◆ PROBLEM DETAILS: Copy out every record below with complete accuracy.

◆ TASK MATERIAL:
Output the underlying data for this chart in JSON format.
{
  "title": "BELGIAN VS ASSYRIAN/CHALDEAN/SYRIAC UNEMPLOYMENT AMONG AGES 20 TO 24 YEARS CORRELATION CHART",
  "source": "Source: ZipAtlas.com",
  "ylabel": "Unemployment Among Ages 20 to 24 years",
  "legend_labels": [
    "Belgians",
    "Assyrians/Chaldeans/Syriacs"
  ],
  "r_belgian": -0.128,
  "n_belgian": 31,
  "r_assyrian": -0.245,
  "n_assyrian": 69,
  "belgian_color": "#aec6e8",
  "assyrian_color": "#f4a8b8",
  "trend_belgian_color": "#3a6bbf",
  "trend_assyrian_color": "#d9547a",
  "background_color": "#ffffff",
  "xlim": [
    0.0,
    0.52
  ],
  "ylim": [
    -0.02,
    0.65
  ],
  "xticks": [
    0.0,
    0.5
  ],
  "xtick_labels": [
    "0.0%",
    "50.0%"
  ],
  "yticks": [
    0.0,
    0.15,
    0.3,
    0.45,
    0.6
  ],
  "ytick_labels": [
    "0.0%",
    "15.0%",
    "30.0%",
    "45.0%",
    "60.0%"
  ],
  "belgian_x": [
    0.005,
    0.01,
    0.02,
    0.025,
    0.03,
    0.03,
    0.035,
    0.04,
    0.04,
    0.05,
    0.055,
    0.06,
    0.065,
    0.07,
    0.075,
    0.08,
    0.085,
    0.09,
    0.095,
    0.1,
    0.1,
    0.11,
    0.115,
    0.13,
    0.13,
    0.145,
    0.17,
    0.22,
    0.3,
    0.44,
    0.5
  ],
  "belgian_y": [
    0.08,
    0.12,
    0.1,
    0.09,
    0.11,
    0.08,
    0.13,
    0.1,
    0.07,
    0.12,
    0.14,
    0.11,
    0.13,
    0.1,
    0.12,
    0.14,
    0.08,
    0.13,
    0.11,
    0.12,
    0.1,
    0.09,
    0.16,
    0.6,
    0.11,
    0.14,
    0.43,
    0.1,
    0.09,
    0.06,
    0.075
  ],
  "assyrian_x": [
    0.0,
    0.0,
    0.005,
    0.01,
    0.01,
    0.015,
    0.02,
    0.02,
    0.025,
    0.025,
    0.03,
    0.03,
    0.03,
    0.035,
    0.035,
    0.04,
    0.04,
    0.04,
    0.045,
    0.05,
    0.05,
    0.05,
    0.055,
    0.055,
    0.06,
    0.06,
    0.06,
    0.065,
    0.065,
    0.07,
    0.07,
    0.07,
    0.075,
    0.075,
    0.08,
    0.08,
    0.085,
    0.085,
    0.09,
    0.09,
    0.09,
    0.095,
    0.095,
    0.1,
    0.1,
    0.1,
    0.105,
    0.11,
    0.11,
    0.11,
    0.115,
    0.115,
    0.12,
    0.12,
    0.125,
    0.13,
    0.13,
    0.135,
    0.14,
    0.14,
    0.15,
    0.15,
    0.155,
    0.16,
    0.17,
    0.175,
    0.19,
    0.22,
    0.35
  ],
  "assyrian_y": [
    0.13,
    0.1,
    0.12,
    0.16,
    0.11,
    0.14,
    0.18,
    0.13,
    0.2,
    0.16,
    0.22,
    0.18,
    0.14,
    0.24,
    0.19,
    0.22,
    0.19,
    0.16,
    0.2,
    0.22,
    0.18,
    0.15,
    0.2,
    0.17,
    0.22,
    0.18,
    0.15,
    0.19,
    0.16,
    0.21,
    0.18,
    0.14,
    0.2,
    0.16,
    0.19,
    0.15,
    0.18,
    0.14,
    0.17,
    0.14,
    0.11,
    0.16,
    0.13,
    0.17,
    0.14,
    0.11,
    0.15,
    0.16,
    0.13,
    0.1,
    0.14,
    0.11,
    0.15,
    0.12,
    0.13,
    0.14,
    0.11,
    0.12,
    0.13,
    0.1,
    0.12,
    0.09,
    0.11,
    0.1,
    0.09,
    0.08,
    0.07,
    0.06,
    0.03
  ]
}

◆ FULL OUTPUT:
Output the underlying data for this chart in JSON format.
{
  "title": "BELGIAN VS ASSYRIAN/CHALDEAN/SYRIAC UNEMPLOYMENT AMONG AGES 20 TO 24 YEARS CORRELATION CHART",
  "source": "Source: ZipAtlas.com",
  "ylabel": "Unemployment Among Ages 20 to 24 years",
  "legend_labels": [
    "Belgians",
    "Assyrians/Chaldeans/Syriacs"
  ],
  "r_belgian": -0.128,
  "n_belgian": 31,
  "r_assyrian": -0.245,
  "n_assyrian": 69,
  "belgian_color": "#aec6e8",
  "assyrian_color": "#f4a8b8",
  "trend_belgian_color": "#3a6bbf",
  "trend_assyrian_color": "#d9547a",
  "background_color": "#ffffff",
  "xlim": [
    0.0,
    0.52
  ],
  "ylim": [
    -0.02,
    0.65
  ],
  "xticks": [
    0.0,
    0.5
  ],
  "xtick_labels": [
    "0.0%",
    "50.0%"
  ],
  "yticks": [
    0.0,
    0.15,
    0.3,
    0.45,
    0.6
  ],
  "ytick_labels": [
    "0.0%",
    "15.0%",
    "30.0%",
    "45.0%",
    "60.0%"
  ],
  "belgian_x": [
    0.005,
    0.01,
    0.02,
    0.025,
    0.03,
    0.03,
    0.035,
    0.04,
    0.04,
    0.05,
    0.055,
    0.06,
    0.065,
    0.07,
    0.075,
    0.08,
    0.085,
    0.09,
    0.095,
    0.1,
    0.1,
    0.11,
    0.115,
    0.13,
    0.13,
    0.145,
    0.17,
    0.22,
    0.3,
    0.44,
    0.5
  ],
  "belgian_y": [
    0.08,
    0.12,
    0.1,
    0.09,
    0.11,
    0.08,
    0.13,
    0.1,
    0.07,
    0.12,
    0.14,
    0.11,
    0.13,
    0.1,
    0.12,
    0.14,
    0.08,
    0.13,
    0.11,
    0.12,
    0.1,
    0.09,
    0.16,
    0.6,
    0.11,
    0.14,
    0.43,
    0.1,
    0.09,
    0.06,
    0.075
  ],
  "assyrian_x": [
    0.0,
    0.0,
    0.005,
    0.01,
    0.01,
    0.015,
    0.02,
    0.02,
    0.025,
    0.025,
    0.03,
    0.03,
    0.03,
    0.035,
    0.035,
    0.04,
    0.04,
    0.04,
    0.045,
    0.05,
    0.05,
    0.05,
    0.055,
    0.055,
    0.06,
    0.06,
    0.06,
    0.065,
    0.065,
    0.07,
    0.07,
    0.07,
    0.075,
    0.075,
    0.08,
    0.08,
    0.085,
    0.085,
    0.09,
    0.09,
    0.09,
    0.095,
    0.095,
    0.1,
    0.1,
    0.1,
    0.105,
    0.11,
    0.11,
    0.11,
    0.115,
    0.115,
    0.12,
    0.12,
    0.125,
    0.13,
    0.13,
    0.135,
    0.14,
    0.14,
    0.15,
    0.15,
    0.155,
    0.16,
    0.17,
    0.175,
    0.19,
    0.22,
    0.35
  ],
  "assyrian_y": [
    0.13,
    0.1,
    0.12,
    0.16,
    0.11,
    0.14,
    0.18,
    0.13,
    0.2,
    0.16,
    0.22,
    0.18,
    0.14,
    0.24,
    0.19,
    0.22,
    0.19,
    0.16,
    0.2,
    0.22,
    0.18,
    0.15,
    0.2,
    0.17,
    0.22,
    0.18,
    0.15,
    0.19,
    0.16,
    0.21,
    0.18,
    0.14,
    0.2,
    0.16,
    0.19,
    0.15,
    0.18,
    0.14,
    0.17,
    0.14,
    0.11,
    0.16,
    0.13,
    0.17,
    0.14,
    0.11,
    0.15,
    0.16,
    0.13,
    0.1,
    0.14,
    0.11,
    0.15,
    0.12,
    0.13,
    0.14,
    0.11,
    0.12,
    0.13,
    0.1,
    0.12,
    0.09,
    0.11,
    0.1,
    0.09,
    0.08,
    0.07,
    0.06,
    0.03
  ]
}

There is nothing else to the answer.